▶ Exercise instructions
Copy every line that mentions the word "Temperature".

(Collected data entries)
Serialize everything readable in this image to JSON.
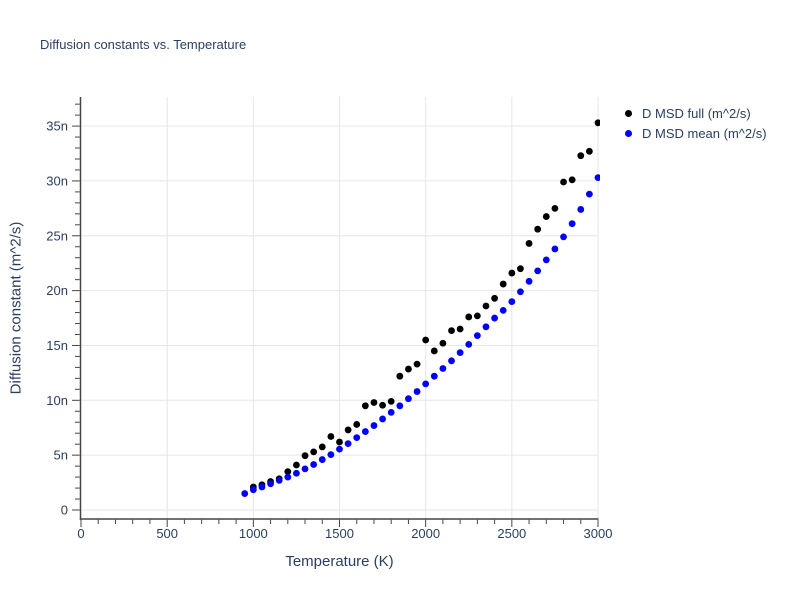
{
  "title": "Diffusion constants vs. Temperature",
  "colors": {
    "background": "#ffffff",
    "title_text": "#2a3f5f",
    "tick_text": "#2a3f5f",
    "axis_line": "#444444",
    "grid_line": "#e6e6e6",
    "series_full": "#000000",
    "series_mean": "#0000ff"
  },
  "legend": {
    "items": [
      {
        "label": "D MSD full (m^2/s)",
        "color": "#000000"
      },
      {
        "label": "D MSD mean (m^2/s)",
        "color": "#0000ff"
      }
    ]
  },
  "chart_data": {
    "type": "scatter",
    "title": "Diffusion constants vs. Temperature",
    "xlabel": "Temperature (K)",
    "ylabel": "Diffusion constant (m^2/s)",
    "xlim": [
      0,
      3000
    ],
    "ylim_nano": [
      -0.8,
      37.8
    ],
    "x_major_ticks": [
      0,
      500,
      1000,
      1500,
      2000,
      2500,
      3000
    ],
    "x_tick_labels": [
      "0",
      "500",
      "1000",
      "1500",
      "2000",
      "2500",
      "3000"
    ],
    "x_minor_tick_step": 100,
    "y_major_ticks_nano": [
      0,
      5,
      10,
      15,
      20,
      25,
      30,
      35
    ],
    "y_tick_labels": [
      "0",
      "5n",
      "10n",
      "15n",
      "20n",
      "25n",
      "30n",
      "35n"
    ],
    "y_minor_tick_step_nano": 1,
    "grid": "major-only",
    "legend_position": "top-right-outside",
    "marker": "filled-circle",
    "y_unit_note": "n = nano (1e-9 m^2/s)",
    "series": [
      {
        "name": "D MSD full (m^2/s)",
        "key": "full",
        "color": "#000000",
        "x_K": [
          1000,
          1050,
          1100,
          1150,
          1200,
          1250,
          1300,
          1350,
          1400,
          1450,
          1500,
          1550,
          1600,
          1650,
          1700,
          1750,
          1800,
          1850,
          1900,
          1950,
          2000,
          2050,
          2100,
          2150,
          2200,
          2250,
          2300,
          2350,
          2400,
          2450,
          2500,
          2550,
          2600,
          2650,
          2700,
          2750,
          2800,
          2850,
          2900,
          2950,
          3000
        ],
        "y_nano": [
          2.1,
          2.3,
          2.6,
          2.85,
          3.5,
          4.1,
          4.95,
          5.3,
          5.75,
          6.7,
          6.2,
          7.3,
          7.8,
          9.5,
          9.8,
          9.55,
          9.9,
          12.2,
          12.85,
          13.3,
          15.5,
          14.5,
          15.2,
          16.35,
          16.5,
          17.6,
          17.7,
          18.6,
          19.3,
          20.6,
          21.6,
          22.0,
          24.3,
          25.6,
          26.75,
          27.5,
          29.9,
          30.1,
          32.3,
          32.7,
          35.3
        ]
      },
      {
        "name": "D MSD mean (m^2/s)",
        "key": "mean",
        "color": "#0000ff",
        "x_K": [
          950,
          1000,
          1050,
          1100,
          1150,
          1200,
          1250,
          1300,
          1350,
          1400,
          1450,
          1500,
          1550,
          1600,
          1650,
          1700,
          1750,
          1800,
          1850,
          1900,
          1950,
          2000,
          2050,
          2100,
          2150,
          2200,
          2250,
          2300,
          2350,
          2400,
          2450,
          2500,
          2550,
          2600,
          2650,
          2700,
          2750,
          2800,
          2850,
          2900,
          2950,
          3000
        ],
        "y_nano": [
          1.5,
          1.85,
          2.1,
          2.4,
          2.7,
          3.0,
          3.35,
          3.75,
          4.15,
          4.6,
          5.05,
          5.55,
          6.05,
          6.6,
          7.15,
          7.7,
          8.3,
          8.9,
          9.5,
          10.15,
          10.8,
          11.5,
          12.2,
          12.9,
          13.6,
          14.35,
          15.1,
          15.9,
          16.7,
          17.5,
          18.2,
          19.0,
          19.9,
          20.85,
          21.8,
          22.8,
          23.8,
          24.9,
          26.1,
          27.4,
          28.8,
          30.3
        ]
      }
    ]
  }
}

* * *

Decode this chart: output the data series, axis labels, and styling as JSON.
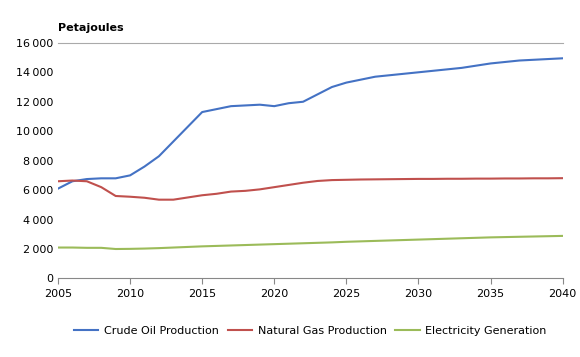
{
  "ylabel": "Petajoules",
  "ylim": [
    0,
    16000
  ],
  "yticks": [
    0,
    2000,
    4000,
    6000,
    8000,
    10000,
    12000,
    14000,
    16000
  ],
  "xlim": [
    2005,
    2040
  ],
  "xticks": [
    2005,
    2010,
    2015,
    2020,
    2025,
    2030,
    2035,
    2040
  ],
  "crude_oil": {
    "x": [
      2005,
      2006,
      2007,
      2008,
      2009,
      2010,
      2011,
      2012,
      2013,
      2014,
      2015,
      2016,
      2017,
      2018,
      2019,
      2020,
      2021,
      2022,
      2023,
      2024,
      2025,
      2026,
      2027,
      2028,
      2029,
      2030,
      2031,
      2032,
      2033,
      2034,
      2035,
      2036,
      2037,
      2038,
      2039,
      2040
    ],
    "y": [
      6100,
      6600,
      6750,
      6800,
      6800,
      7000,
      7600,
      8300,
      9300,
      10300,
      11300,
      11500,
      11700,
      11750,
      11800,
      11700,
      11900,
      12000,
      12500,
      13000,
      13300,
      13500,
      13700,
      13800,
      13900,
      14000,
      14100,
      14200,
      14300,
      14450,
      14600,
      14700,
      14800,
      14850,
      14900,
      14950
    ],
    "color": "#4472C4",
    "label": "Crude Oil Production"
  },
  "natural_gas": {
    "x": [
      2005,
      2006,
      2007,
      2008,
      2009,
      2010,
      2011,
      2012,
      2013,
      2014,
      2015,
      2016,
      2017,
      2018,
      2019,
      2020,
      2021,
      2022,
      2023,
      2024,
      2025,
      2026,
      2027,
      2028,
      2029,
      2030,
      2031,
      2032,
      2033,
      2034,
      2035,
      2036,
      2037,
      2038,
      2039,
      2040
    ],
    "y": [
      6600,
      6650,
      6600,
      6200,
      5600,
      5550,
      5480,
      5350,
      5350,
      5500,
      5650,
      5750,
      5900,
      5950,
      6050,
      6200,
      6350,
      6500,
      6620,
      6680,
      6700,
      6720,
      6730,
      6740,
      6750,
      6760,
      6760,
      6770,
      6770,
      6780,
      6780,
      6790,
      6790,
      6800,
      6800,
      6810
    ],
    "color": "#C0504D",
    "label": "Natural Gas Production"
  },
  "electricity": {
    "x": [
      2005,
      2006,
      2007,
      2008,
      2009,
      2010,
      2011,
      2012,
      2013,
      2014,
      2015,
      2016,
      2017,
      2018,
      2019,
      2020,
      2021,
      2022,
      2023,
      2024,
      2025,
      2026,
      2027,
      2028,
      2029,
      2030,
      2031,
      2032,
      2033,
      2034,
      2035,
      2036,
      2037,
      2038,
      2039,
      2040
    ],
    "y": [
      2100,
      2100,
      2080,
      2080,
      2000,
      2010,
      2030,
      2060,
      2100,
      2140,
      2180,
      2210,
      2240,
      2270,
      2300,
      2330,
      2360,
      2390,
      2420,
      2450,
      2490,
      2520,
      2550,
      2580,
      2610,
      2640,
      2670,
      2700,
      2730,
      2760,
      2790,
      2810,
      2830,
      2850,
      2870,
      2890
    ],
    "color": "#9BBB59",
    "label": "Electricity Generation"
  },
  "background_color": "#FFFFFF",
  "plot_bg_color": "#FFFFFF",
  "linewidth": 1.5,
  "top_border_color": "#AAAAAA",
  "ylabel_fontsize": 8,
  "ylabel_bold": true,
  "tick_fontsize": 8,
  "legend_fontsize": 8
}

▶ Complete output
  "title": "Diffusion constants vs. Temperature",
    "title": "Diffusion constants vs. Temperature",
    "xlabel": "Temperature (K)",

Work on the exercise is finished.